#### [To be done]
From the listing, collect all lines containing the word "Sequences".
___ Record set ___
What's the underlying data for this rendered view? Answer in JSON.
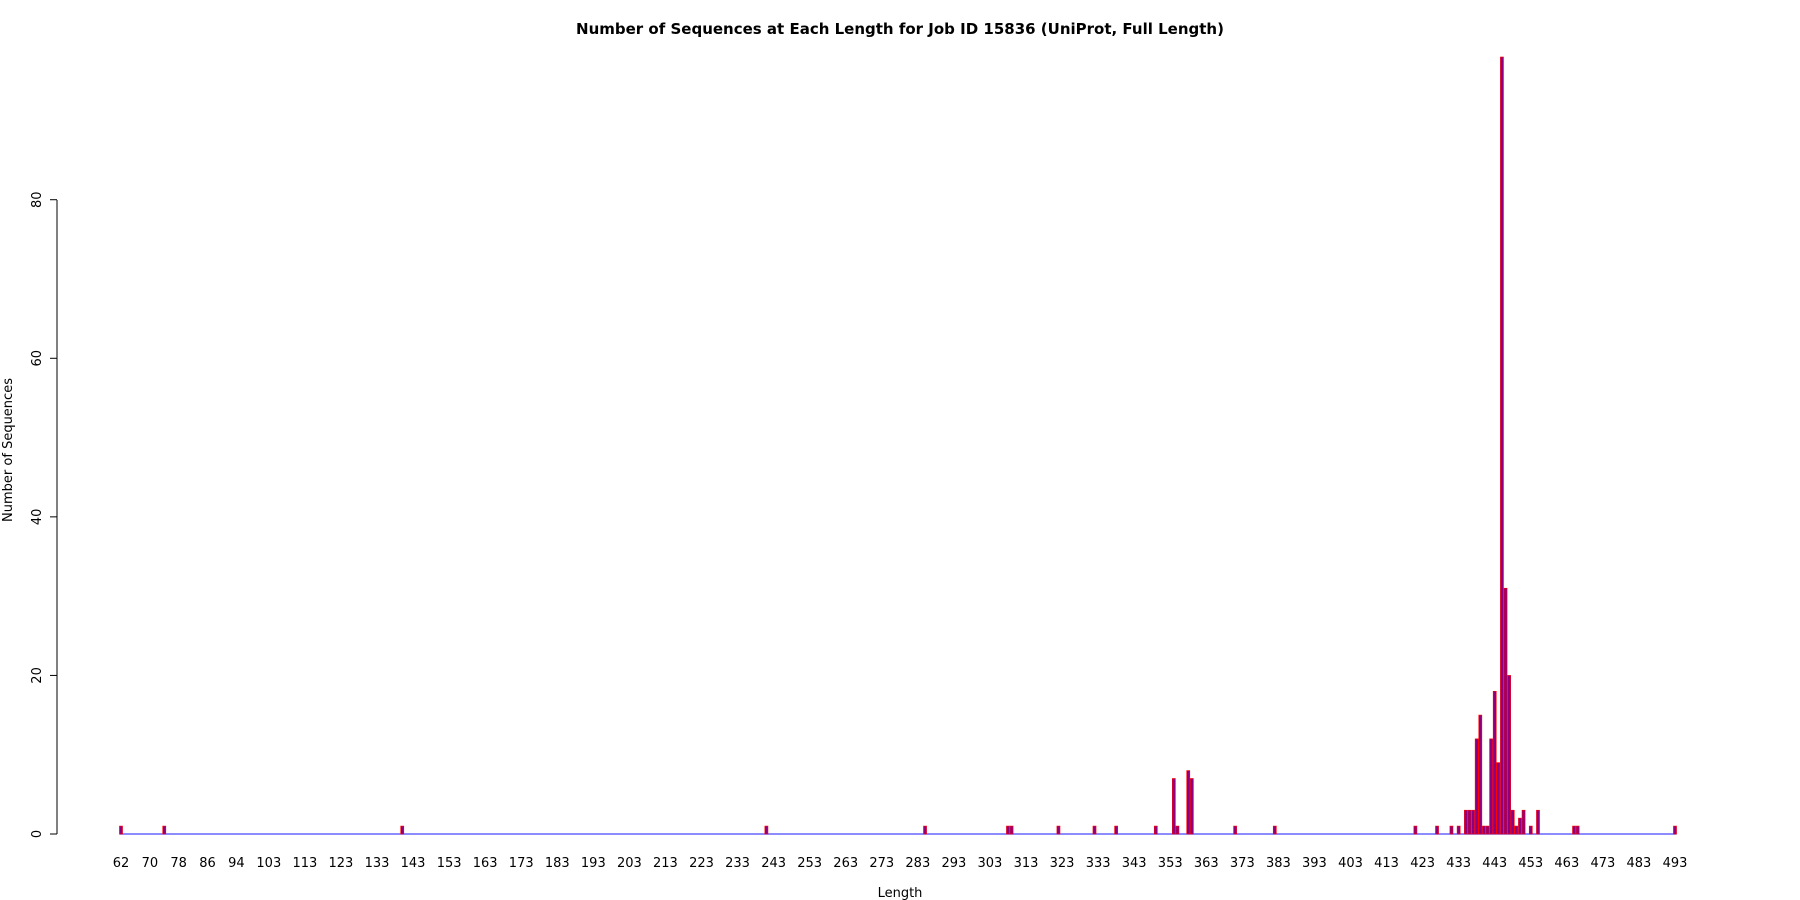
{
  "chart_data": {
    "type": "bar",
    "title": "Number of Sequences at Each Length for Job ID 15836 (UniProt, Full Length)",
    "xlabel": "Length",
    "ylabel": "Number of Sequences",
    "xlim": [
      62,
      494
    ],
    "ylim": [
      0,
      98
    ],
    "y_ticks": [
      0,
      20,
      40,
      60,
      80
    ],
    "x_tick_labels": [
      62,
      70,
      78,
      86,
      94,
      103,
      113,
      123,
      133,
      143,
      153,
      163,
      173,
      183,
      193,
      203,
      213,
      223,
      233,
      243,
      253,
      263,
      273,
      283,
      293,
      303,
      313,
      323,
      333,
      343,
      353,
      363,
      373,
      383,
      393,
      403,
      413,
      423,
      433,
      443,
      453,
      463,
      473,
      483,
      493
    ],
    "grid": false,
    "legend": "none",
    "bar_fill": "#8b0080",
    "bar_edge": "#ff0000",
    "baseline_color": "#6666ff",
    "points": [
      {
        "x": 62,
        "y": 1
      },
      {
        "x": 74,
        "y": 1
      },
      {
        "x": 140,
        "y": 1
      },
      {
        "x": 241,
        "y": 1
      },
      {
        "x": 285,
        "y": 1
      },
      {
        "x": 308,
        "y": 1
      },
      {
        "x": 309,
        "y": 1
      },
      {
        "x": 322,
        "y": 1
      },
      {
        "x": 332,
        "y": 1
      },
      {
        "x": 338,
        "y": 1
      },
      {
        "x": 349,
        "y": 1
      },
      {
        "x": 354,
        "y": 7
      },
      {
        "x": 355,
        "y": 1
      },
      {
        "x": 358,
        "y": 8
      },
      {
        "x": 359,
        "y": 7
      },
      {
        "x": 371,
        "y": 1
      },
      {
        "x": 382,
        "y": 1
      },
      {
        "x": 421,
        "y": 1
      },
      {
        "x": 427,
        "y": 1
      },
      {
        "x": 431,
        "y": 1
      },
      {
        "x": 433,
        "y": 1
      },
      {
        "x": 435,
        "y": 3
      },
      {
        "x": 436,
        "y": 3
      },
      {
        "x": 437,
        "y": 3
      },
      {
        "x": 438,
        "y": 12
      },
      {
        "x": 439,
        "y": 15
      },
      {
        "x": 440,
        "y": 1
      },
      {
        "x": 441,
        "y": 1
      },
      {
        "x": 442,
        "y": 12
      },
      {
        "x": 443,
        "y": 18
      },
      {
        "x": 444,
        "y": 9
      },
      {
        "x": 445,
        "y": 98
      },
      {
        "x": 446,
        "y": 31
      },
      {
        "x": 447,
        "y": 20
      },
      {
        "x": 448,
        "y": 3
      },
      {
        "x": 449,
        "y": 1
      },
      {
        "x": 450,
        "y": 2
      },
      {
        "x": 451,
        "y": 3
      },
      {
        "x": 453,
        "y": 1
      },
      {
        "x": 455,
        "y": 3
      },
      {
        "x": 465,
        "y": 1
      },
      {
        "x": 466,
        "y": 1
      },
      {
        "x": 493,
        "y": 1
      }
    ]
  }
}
___
___ Record set ___
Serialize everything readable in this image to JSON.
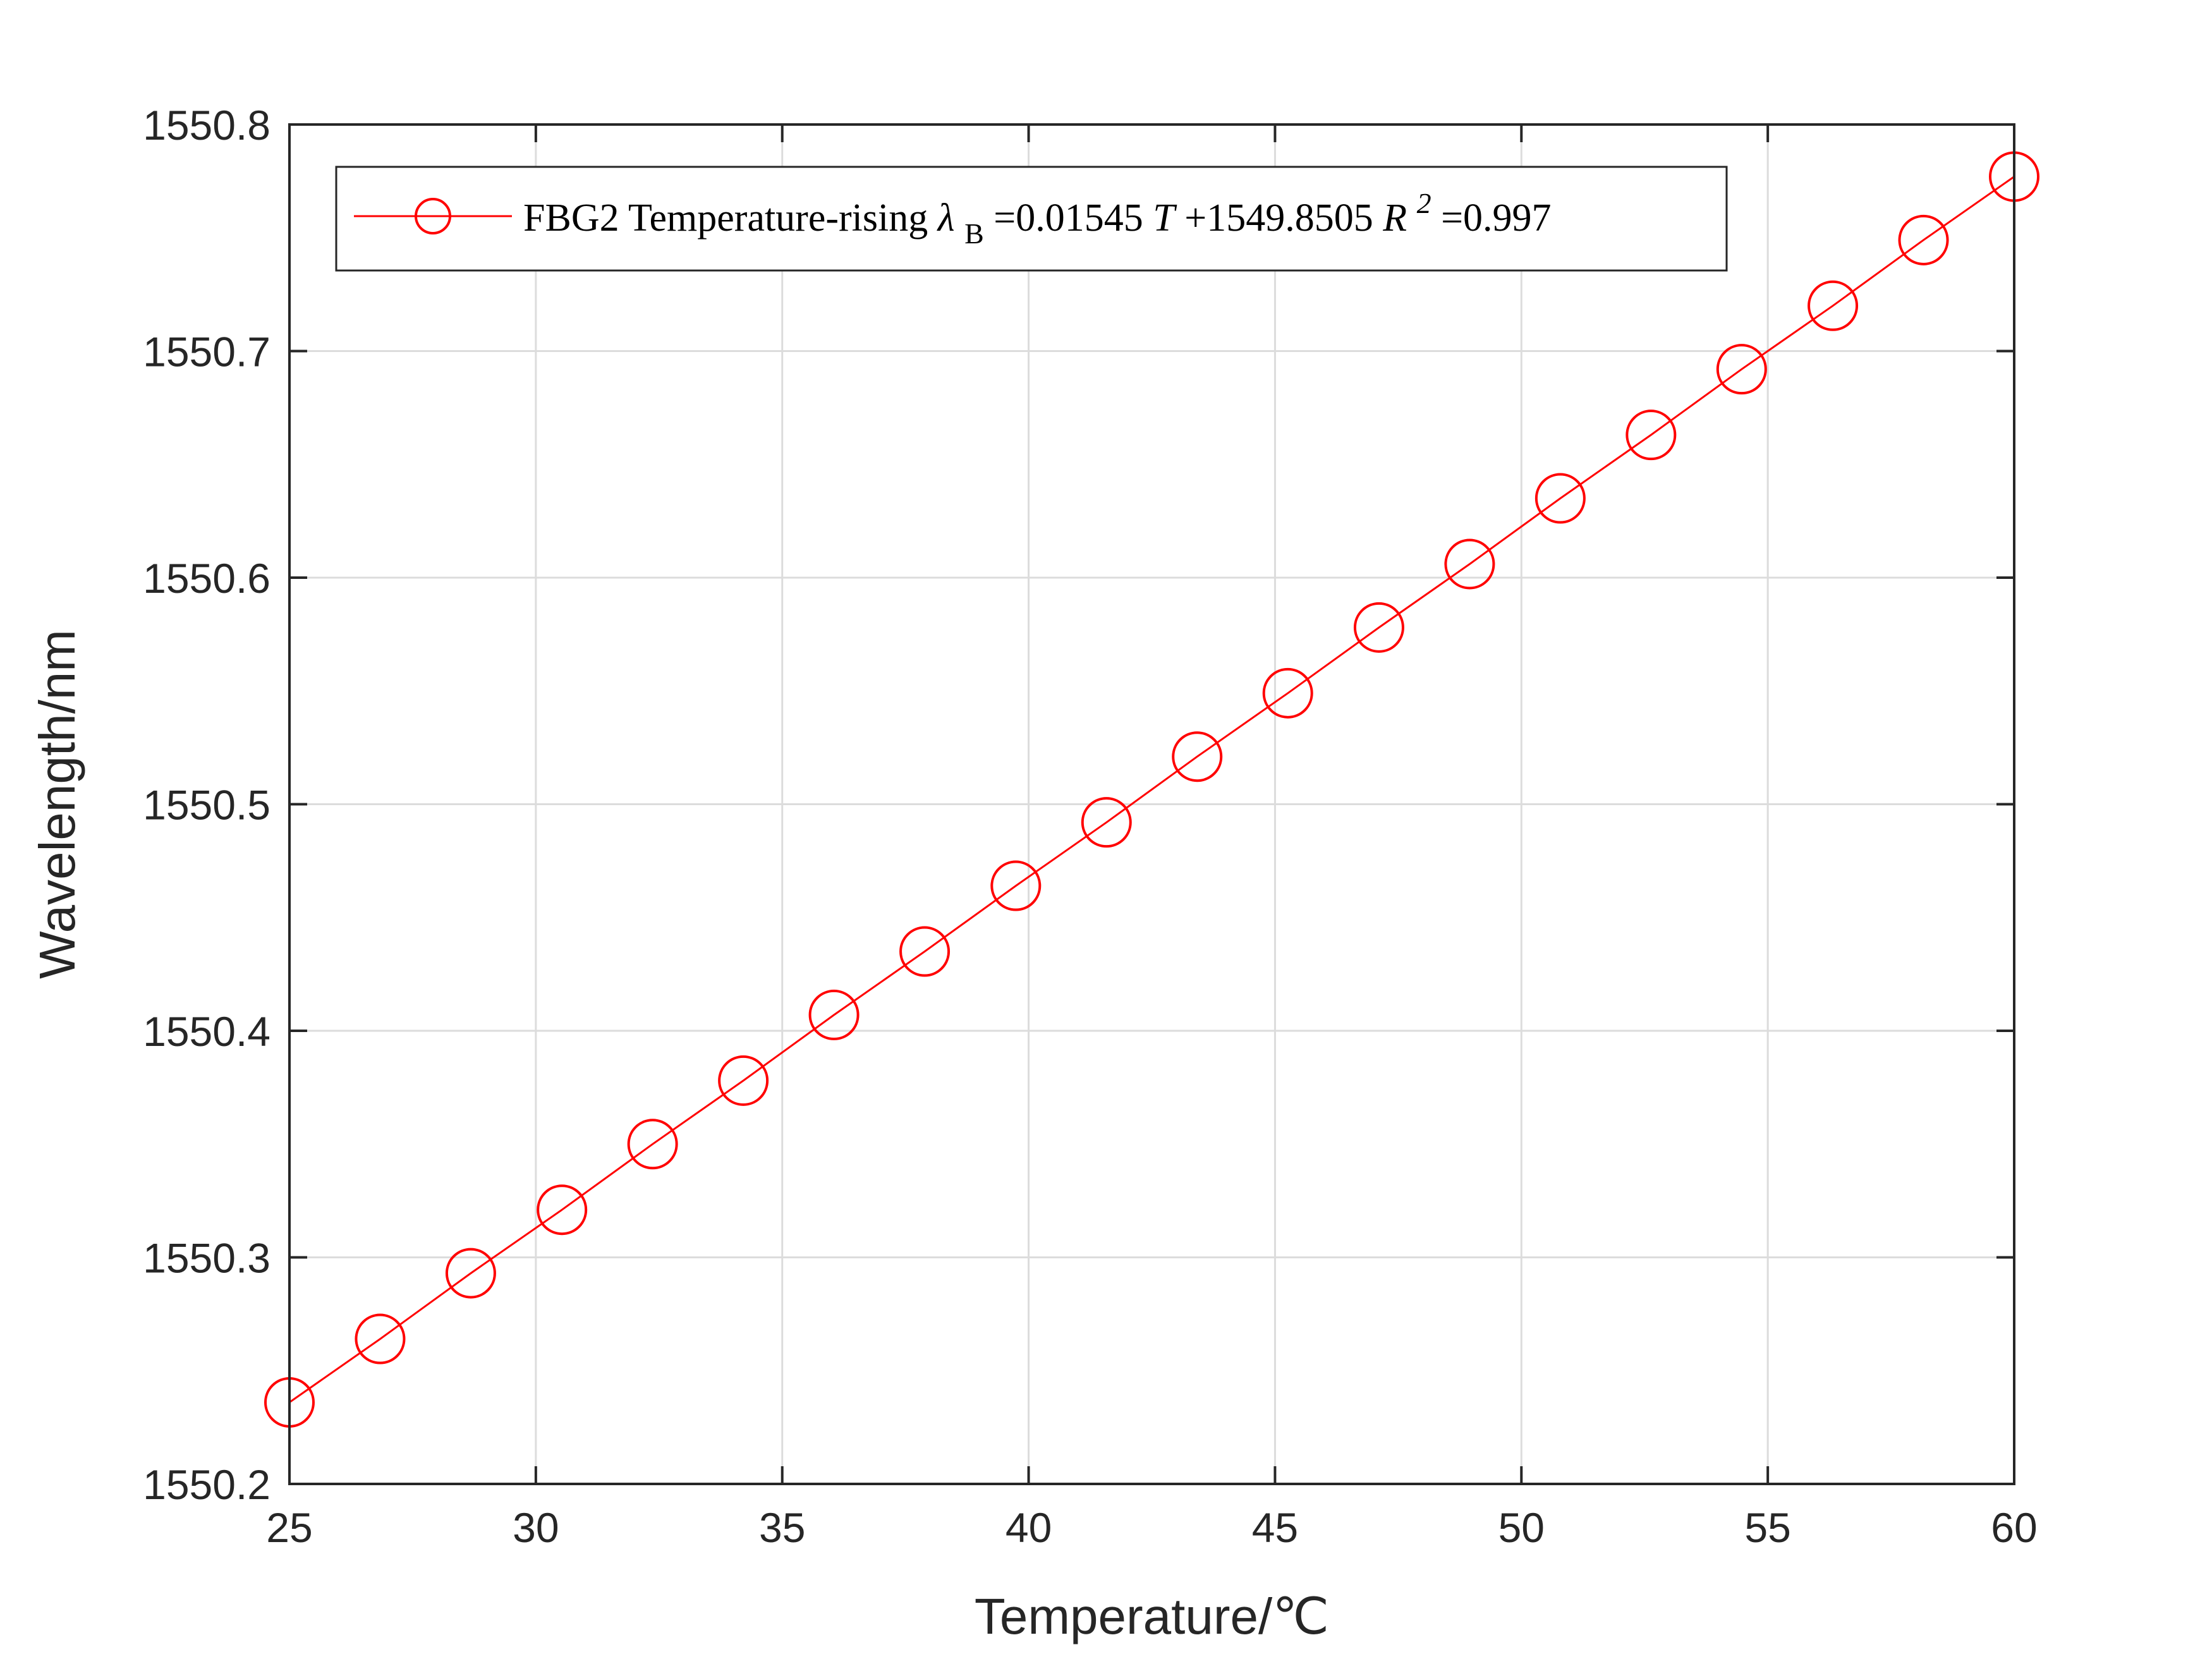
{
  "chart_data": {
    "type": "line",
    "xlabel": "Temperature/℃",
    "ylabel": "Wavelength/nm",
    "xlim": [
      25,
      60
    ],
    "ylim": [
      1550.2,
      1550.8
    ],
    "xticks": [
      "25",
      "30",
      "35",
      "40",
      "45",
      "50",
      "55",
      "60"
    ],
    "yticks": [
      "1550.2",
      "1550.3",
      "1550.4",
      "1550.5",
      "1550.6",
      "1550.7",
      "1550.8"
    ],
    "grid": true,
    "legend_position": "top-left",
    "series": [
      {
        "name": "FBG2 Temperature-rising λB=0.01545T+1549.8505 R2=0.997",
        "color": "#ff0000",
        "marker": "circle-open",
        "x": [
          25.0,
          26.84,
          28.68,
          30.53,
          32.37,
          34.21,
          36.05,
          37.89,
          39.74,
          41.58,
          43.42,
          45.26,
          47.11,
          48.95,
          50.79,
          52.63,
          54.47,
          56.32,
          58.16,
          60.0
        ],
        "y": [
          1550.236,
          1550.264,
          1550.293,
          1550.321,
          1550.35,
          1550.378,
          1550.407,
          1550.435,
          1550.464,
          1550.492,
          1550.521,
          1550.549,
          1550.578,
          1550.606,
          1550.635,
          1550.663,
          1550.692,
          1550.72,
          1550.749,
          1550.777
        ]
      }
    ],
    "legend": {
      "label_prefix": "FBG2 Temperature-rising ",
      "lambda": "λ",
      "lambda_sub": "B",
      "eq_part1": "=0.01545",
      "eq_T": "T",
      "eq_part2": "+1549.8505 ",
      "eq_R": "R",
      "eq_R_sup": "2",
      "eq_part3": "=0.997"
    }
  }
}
___
#### [Solution to the exercise]
    "title": "Number of Sequences at Each Length for Job ID 15836 (UniProt, Full Length)",
    "ylabel": "Number of Sequences",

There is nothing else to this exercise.